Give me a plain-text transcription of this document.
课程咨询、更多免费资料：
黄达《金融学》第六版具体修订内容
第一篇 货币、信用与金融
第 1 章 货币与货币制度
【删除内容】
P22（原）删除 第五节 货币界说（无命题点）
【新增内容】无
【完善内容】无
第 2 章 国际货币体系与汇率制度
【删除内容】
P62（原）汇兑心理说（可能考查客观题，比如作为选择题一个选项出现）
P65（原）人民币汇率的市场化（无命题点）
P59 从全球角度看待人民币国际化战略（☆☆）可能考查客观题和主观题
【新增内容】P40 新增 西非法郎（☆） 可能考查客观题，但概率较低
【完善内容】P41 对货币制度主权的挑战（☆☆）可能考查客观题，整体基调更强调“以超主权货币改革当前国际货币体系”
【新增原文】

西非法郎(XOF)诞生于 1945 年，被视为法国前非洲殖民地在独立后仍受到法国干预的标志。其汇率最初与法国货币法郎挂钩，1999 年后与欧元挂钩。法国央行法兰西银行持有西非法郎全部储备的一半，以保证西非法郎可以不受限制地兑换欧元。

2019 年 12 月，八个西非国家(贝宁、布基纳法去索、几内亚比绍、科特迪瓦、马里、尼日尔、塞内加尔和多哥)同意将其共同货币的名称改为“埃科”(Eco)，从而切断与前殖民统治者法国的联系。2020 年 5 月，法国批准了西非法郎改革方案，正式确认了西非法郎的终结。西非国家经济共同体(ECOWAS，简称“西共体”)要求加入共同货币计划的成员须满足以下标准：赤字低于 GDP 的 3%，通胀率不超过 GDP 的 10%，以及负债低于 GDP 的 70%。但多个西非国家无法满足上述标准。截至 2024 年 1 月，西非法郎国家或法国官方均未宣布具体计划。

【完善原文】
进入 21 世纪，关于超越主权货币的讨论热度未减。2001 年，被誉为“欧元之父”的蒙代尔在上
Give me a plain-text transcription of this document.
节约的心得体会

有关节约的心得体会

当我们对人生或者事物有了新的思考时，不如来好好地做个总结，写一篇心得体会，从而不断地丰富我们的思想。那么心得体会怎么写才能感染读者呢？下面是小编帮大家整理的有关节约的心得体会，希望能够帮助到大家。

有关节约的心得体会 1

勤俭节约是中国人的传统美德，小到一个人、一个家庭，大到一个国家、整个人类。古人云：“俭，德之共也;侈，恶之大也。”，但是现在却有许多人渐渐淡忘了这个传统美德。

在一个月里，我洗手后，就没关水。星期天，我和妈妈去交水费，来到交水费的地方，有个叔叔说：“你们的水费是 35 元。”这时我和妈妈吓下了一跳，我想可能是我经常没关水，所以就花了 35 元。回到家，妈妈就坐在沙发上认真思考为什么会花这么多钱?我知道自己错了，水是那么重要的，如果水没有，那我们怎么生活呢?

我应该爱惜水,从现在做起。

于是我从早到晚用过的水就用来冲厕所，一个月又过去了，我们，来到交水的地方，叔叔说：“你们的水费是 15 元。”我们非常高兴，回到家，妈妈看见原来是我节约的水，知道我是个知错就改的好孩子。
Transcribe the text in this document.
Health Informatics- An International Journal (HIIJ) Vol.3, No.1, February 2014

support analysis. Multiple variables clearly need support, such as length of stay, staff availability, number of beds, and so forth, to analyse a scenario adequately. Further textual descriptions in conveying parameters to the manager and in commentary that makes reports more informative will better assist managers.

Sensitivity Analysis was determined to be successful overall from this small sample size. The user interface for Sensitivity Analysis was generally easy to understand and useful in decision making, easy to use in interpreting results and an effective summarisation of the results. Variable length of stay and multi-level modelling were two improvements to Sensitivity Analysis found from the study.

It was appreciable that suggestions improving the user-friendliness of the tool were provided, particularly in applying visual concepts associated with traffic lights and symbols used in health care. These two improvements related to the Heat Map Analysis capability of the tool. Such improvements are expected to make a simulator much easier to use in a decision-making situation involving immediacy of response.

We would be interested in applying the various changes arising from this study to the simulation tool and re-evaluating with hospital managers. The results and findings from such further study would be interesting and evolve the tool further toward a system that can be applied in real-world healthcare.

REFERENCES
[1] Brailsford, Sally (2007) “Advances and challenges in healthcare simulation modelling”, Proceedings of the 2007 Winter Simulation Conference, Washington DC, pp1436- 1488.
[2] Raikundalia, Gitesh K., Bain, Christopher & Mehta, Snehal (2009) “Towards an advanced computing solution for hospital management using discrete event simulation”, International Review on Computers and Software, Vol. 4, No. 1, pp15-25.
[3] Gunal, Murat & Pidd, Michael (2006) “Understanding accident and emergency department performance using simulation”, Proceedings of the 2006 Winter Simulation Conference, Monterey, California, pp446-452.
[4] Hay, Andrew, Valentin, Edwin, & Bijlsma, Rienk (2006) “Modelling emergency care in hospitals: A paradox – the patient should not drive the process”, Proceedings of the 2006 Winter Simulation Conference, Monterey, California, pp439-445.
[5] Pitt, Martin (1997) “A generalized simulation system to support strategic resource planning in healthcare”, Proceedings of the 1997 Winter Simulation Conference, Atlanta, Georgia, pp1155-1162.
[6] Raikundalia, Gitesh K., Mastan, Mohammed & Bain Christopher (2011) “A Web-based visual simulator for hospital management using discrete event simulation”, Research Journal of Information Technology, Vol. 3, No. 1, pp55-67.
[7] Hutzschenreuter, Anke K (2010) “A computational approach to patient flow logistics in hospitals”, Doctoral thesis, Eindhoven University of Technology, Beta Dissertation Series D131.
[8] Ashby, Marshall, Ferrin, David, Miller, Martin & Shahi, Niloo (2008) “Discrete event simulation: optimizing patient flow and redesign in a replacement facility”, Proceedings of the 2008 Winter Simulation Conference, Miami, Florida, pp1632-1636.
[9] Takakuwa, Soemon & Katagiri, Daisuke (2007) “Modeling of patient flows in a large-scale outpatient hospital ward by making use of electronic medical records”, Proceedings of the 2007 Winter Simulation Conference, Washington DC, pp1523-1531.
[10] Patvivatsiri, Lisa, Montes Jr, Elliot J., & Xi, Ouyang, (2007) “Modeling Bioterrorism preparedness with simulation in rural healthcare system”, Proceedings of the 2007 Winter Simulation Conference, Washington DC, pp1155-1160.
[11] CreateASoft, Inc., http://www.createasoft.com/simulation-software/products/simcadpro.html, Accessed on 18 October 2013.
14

→ **Stated goal**: All lines above with "完善内容" in them should be returned.

→ **Task solution**:
【完善内容】无
【完善内容】P41 对货币制度主权的挑战（☆☆）可能考查客观题，整体基调更强调“以超主权货币改革当前国际货币体系”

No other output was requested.